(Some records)
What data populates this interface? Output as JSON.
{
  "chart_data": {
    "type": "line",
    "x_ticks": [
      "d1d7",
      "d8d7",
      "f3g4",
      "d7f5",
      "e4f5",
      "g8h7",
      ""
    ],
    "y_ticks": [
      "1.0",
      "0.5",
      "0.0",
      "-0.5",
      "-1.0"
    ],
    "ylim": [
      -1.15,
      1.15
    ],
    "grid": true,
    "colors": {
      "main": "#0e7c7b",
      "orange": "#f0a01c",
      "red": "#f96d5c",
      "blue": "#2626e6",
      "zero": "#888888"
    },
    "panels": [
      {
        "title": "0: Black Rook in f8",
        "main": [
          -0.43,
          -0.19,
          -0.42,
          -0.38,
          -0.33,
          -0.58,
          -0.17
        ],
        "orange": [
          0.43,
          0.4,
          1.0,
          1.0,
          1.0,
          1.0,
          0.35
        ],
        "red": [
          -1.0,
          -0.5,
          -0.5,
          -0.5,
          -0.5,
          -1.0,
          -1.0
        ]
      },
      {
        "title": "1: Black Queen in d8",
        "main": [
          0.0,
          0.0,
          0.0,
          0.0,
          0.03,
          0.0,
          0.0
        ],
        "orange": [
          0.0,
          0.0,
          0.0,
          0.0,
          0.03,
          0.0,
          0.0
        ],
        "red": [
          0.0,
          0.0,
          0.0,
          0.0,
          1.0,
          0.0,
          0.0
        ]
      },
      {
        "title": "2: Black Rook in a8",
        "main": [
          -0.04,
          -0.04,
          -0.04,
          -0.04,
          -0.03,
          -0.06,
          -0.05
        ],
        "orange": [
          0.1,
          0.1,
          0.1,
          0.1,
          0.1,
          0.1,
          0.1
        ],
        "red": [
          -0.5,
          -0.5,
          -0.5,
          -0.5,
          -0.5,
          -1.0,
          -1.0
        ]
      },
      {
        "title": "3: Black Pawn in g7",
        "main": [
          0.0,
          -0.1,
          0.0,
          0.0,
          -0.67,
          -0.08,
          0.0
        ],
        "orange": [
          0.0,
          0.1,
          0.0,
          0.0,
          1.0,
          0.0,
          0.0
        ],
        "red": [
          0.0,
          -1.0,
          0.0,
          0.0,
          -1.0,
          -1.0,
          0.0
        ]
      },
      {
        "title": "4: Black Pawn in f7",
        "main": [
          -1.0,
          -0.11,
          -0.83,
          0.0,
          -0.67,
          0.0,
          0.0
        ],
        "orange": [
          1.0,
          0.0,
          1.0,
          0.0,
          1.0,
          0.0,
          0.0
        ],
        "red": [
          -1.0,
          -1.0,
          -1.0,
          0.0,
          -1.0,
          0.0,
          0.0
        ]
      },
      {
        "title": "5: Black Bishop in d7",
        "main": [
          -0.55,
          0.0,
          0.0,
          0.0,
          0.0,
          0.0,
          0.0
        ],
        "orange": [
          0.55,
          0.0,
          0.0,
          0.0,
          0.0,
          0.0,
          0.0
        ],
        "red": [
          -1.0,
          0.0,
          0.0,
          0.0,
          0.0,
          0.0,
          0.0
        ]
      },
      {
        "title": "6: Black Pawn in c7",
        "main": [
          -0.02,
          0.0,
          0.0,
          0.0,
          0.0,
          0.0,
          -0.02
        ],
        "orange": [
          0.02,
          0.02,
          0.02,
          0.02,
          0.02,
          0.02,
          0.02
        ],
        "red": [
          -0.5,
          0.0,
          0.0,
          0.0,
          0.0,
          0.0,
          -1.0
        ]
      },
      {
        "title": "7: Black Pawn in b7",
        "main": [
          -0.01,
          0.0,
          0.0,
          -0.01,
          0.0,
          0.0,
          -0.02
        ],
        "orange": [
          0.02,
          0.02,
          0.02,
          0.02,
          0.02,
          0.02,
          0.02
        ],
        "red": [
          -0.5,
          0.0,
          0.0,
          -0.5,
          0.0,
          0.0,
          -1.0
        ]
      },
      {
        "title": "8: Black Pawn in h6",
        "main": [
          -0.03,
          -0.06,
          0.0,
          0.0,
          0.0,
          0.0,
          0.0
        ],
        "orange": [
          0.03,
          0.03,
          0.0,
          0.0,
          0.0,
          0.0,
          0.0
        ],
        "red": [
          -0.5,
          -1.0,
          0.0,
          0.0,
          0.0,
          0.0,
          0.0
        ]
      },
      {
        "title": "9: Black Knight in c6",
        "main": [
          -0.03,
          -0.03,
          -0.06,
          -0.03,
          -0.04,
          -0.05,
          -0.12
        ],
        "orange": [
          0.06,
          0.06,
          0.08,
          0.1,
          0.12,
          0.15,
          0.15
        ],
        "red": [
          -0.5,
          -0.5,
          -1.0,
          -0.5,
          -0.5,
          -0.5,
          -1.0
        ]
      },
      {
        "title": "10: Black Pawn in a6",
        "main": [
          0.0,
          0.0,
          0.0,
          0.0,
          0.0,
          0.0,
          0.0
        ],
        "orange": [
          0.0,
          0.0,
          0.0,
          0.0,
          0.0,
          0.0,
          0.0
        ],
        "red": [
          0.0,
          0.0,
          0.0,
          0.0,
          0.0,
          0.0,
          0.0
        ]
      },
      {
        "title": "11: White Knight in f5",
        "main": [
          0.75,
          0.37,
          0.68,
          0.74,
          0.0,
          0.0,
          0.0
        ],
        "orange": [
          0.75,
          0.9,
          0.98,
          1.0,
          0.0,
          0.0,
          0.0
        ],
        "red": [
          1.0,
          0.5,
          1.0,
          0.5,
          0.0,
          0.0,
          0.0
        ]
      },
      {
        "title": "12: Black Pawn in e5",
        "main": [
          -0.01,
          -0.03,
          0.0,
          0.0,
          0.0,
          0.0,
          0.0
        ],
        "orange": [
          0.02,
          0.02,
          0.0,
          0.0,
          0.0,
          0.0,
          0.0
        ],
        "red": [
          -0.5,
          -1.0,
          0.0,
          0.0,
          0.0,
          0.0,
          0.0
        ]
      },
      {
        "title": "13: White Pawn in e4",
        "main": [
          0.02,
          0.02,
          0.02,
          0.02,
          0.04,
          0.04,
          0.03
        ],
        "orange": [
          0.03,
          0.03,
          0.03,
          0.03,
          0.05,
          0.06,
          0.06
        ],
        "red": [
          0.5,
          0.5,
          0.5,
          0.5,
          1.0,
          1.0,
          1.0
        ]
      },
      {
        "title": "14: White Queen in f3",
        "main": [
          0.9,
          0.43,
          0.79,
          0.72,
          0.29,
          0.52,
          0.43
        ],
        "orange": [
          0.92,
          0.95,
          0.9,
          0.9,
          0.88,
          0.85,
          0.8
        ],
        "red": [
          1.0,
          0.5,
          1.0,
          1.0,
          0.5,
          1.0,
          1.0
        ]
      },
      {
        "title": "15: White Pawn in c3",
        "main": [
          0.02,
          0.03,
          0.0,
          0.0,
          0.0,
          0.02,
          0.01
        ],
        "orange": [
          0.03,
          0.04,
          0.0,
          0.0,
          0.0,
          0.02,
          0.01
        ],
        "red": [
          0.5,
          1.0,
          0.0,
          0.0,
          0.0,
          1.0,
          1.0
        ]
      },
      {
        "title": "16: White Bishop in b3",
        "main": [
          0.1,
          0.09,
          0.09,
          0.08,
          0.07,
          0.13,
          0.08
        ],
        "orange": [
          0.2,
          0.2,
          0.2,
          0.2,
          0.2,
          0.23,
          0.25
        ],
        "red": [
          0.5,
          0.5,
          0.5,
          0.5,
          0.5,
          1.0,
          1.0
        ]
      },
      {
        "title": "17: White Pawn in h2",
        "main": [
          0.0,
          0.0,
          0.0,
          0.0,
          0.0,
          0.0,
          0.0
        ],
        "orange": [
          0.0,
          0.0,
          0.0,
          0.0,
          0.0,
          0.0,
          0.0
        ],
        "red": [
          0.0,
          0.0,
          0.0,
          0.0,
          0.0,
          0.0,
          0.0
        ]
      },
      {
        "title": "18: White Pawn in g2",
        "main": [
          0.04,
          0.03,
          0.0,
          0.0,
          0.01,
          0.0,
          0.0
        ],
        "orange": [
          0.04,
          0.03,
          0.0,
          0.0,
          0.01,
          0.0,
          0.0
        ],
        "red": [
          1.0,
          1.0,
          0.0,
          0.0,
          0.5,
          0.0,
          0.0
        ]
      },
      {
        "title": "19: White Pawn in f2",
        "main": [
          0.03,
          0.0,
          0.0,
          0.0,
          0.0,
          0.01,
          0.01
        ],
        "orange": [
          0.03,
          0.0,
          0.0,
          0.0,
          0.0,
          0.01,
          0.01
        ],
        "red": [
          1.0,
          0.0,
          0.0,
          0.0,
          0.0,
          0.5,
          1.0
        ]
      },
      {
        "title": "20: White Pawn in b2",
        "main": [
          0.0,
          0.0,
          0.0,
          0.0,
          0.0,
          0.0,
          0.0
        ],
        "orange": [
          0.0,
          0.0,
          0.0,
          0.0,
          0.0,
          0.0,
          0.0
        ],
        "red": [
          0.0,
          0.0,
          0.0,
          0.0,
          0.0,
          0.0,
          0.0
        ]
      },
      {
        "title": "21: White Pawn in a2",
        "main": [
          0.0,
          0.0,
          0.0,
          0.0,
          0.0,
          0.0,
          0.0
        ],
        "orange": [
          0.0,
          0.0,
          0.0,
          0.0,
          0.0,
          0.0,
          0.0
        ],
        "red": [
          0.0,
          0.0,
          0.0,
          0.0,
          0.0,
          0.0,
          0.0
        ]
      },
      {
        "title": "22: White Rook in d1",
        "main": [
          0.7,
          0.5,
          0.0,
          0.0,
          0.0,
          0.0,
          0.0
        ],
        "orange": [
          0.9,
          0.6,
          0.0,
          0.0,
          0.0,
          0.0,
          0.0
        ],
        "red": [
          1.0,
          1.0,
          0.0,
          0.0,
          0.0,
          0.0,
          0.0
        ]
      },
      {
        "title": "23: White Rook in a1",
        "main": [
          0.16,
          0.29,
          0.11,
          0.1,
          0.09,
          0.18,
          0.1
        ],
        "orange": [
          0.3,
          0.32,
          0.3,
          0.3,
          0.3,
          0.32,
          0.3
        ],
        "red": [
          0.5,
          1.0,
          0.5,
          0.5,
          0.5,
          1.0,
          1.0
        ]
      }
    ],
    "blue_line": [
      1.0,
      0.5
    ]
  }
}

▸ **Exercise aim**: Pick out lines containing the word "Bishop", each one as written.

▸ **Task result**:
        "title": "5: Black Bishop in d7",
        "title": "16: White Bishop in b3",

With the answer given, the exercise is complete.